Dataset records:
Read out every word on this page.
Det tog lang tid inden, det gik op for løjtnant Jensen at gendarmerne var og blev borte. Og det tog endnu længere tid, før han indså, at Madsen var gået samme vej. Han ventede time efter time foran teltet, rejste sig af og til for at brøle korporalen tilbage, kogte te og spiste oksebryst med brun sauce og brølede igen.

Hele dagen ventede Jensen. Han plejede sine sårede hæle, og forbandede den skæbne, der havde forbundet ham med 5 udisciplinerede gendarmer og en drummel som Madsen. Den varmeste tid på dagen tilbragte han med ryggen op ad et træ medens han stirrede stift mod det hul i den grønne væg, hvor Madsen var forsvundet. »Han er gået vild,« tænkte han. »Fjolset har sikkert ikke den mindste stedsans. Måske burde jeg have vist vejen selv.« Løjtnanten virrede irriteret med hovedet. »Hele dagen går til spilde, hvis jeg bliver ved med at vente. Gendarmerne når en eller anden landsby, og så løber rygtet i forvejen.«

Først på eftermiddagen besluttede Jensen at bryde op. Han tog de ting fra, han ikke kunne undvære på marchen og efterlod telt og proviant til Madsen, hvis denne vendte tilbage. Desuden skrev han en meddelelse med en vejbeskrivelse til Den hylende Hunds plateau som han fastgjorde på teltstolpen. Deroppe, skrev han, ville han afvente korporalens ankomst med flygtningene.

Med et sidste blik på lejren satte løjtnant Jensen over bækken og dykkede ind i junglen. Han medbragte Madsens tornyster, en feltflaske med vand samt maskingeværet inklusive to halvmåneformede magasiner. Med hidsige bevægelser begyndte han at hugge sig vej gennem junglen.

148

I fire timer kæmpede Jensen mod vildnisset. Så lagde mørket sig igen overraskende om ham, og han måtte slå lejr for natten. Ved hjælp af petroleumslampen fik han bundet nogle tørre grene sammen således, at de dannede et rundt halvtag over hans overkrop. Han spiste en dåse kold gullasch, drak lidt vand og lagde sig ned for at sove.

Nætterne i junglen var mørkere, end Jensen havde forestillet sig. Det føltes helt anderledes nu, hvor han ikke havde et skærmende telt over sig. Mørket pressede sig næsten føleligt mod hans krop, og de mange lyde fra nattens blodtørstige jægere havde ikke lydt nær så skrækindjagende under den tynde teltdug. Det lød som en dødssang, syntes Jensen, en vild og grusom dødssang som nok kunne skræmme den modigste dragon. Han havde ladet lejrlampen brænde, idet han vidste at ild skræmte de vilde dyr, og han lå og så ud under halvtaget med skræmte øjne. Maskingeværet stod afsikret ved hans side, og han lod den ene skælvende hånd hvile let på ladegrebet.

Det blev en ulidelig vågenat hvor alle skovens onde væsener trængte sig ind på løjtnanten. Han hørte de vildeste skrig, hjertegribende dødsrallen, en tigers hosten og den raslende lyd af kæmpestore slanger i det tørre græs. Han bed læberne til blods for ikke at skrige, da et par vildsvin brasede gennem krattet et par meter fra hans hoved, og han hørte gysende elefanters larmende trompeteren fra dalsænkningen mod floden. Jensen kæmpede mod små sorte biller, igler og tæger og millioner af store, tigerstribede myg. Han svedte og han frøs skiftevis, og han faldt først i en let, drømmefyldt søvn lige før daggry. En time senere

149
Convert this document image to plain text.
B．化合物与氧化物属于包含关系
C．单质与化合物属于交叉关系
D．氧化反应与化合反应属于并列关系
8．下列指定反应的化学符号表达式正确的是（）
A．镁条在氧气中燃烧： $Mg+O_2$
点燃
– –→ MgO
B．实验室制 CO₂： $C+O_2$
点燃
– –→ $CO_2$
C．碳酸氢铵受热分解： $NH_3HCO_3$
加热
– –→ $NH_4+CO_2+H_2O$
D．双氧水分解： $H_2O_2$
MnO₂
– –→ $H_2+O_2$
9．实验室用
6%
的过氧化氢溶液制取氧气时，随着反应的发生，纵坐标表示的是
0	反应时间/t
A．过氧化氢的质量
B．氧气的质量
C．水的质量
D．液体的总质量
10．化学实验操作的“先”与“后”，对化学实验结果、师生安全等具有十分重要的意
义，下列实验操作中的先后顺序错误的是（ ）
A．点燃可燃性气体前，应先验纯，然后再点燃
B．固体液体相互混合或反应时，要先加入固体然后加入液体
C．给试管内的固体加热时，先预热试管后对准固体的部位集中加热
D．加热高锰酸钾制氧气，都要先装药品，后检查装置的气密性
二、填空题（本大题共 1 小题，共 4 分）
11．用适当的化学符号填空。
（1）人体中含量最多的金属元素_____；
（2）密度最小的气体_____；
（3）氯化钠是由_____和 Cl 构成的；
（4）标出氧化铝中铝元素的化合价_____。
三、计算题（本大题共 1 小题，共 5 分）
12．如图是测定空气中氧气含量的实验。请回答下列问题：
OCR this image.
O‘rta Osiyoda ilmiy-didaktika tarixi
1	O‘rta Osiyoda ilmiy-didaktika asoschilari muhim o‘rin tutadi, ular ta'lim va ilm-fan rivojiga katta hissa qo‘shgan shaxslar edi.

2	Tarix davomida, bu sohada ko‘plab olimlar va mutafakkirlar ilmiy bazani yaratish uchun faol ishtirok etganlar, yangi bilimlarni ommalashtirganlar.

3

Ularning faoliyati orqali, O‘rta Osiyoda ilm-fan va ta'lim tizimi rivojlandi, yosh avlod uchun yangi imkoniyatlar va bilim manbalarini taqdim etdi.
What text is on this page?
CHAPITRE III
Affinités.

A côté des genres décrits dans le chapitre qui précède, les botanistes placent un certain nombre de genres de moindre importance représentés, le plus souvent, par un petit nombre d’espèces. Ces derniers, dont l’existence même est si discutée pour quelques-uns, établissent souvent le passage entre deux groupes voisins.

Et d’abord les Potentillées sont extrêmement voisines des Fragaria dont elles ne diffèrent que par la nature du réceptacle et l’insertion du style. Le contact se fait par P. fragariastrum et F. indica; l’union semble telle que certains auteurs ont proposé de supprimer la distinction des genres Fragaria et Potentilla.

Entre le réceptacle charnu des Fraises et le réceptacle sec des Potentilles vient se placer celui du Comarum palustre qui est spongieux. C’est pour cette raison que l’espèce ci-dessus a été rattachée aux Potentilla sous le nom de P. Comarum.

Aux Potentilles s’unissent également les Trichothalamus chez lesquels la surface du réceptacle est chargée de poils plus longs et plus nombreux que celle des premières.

WHAT IS ASKED
Quote every line from the line containing "OCR this image." through the closing line of the listing, including both.

RESPONSE FOR THIS EXERCISE
OCR this image.
O‘rta Osiyoda ilmiy-didaktika tarixi
1	O‘rta Osiyoda ilmiy-didaktika asoschilari muhim o‘rin tutadi, ular ta'lim va ilm-fan rivojiga katta hissa qo‘shgan shaxslar edi.

2	Tarix davomida, bu sohada ko‘plab olimlar va mutafakkirlar ilmiy bazani yaratish uchun faol ishtirok etganlar, yangi bilimlarni ommalashtirganlar.

3

Ularning faoliyati orqali, O‘rta Osiyoda ilm-fan va ta'lim tizimi rivojlandi, yosh avlod uchun yangi imkoniyatlar va bilim manbalarini taqdim etdi.
What text is on this page?
CHAPITRE III
Affinités.

A côté des genres décrits dans le chapitre qui précède, les botanistes placent un certain nombre de genres de moindre importance représentés, le plus souvent, par un petit nombre d’espèces. Ces derniers, dont l’existence même est si discutée pour quelques-uns, établissent souvent le passage entre deux groupes voisins.

Et d’abord les Potentillées sont extrêmement voisines des Fragaria dont elles ne diffèrent que par la nature du réceptacle et l’insertion du style. Le contact se fait par P. fragariastrum et F. indica; l’union semble telle que certains auteurs ont proposé de supprimer la distinction des genres Fragaria et Potentilla.

Entre le réceptacle charnu des Fraises et le réceptacle sec des Potentilles vient se placer celui du Comarum palustre qui est spongieux. C’est pour cette raison que l’espèce ci-dessus a été rattachée aux Potentilla sous le nom de P. Comarum.

Aux Potentilles s’unissent également les Trichothalamus chez lesquels la surface du réceptacle est chargée de poils plus longs et plus nombreux que celle des premières.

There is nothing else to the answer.